Data records:
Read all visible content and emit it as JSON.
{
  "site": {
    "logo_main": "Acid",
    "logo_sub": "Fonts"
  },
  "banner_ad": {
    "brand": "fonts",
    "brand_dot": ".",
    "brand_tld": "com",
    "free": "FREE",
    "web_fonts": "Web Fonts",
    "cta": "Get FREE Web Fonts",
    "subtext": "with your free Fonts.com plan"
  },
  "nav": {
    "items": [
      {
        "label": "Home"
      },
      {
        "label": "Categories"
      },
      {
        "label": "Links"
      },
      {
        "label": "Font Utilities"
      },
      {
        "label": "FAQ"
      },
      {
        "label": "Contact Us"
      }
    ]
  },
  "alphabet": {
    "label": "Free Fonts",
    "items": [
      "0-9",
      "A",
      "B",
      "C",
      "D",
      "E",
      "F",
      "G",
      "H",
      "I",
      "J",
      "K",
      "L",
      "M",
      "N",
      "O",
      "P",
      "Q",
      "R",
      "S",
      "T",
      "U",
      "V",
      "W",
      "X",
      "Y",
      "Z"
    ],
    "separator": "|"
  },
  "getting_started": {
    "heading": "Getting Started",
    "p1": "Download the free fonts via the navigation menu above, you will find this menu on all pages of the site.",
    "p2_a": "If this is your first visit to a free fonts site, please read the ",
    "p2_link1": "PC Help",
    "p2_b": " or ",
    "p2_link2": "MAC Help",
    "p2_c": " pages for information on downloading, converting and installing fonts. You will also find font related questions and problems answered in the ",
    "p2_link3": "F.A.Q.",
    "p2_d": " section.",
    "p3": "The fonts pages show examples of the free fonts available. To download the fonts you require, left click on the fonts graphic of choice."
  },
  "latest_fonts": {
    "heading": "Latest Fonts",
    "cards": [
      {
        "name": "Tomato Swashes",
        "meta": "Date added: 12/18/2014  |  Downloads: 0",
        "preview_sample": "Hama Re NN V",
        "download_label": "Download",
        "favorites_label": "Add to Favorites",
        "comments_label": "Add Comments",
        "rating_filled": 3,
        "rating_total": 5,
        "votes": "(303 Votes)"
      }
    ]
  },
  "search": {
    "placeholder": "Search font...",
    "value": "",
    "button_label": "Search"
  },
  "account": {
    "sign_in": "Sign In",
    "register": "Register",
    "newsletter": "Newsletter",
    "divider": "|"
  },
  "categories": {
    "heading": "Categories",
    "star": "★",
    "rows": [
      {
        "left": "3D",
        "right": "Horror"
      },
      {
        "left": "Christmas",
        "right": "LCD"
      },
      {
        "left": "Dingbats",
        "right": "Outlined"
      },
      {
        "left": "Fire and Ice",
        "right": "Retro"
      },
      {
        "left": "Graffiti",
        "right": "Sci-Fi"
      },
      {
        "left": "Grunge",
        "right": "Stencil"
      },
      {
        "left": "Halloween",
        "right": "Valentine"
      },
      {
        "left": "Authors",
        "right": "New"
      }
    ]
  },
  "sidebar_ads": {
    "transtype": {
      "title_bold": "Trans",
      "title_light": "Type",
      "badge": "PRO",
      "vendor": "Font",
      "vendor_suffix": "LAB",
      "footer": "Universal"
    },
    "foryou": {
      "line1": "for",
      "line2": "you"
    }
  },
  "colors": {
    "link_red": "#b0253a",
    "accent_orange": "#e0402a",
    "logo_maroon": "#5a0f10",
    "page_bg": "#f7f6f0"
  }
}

## STATED TASK
Using the data above, reproduce every line exactly.

## THE RESULT
Read all visible content and emit it as JSON.
{
  "site": {
    "logo_main": "Acid",
    "logo_sub": "Fonts"
  },
  "banner_ad": {
    "brand": "fonts",
    "brand_dot": ".",
    "brand_tld": "com",
    "free": "FREE",
    "web_fonts": "Web Fonts",
    "cta": "Get FREE Web Fonts",
    "subtext": "with your free Fonts.com plan"
  },
  "nav": {
    "items": [
      {
        "label": "Home"
      },
      {
        "label": "Categories"
      },
      {
        "label": "Links"
      },
      {
        "label": "Font Utilities"
      },
      {
        "label": "FAQ"
      },
      {
        "label": "Contact Us"
      }
    ]
  },
  "alphabet": {
    "label": "Free Fonts",
    "items": [
      "0-9",
      "A",
      "B",
      "C",
      "D",
      "E",
      "F",
      "G",
      "H",
      "I",
      "J",
      "K",
      "L",
      "M",
      "N",
      "O",
      "P",
      "Q",
      "R",
      "S",
      "T",
      "U",
      "V",
      "W",
      "X",
      "Y",
      "Z"
    ],
    "separator": "|"
  },
  "getting_started": {
    "heading": "Getting Started",
    "p1": "Download the free fonts via the navigation menu above, you will find this menu on all pages of the site.",
    "p2_a": "If this is your first visit to a free fonts site, please read the ",
    "p2_link1": "PC Help",
    "p2_b": " or ",
    "p2_link2": "MAC Help",
    "p2_c": " pages for information on downloading, converting and installing fonts. You will also find font related questions and problems answered in the ",
    "p2_link3": "F.A.Q.",
    "p2_d": " section.",
    "p3": "The fonts pages show examples of the free fonts available. To download the fonts you require, left click on the fonts graphic of choice."
  },
  "latest_fonts": {
    "heading": "Latest Fonts",
    "cards": [
      {
        "name": "Tomato Swashes",
        "meta": "Date added: 12/18/2014  |  Downloads: 0",
        "preview_sample": "Hama Re NN V",
        "download_label": "Download",
        "favorites_label": "Add to Favorites",
        "comments_label": "Add Comments",
        "rating_filled": 3,
        "rating_total": 5,
        "votes": "(303 Votes)"
      }
    ]
  },
  "search": {
    "placeholder": "Search font...",
    "value": "",
    "button_label": "Search"
  },
  "account": {
    "sign_in": "Sign In",
    "register": "Register",
    "newsletter": "Newsletter",
    "divider": "|"
  },
  "categories": {
    "heading": "Categories",
    "star": "★",
    "rows": [
      {
        "left": "3D",
        "right": "Horror"
      },
      {
        "left": "Christmas",
        "right": "LCD"
      },
      {
        "left": "Dingbats",
        "right": "Outlined"
      },
      {
        "left": "Fire and Ice",
        "right": "Retro"
      },
      {
        "left": "Graffiti",
        "right": "Sci-Fi"
      },
      {
        "left": "Grunge",
        "right": "Stencil"
      },
      {
        "left": "Halloween",
        "right": "Valentine"
      },
      {
        "left": "Authors",
        "right": "New"
      }
    ]
  },
  "sidebar_ads": {
    "transtype": {
      "title_bold": "Trans",
      "title_light": "Type",
      "badge": "PRO",
      "vendor": "Font",
      "vendor_suffix": "LAB",
      "footer": "Universal"
    },
    "foryou": {
      "line1": "for",
      "line2": "you"
    }
  },
  "colors": {
    "link_red": "#b0253a",
    "accent_orange": "#e0402a",
    "logo_maroon": "#5a0f10",
    "page_bg": "#f7f6f0"
  }
}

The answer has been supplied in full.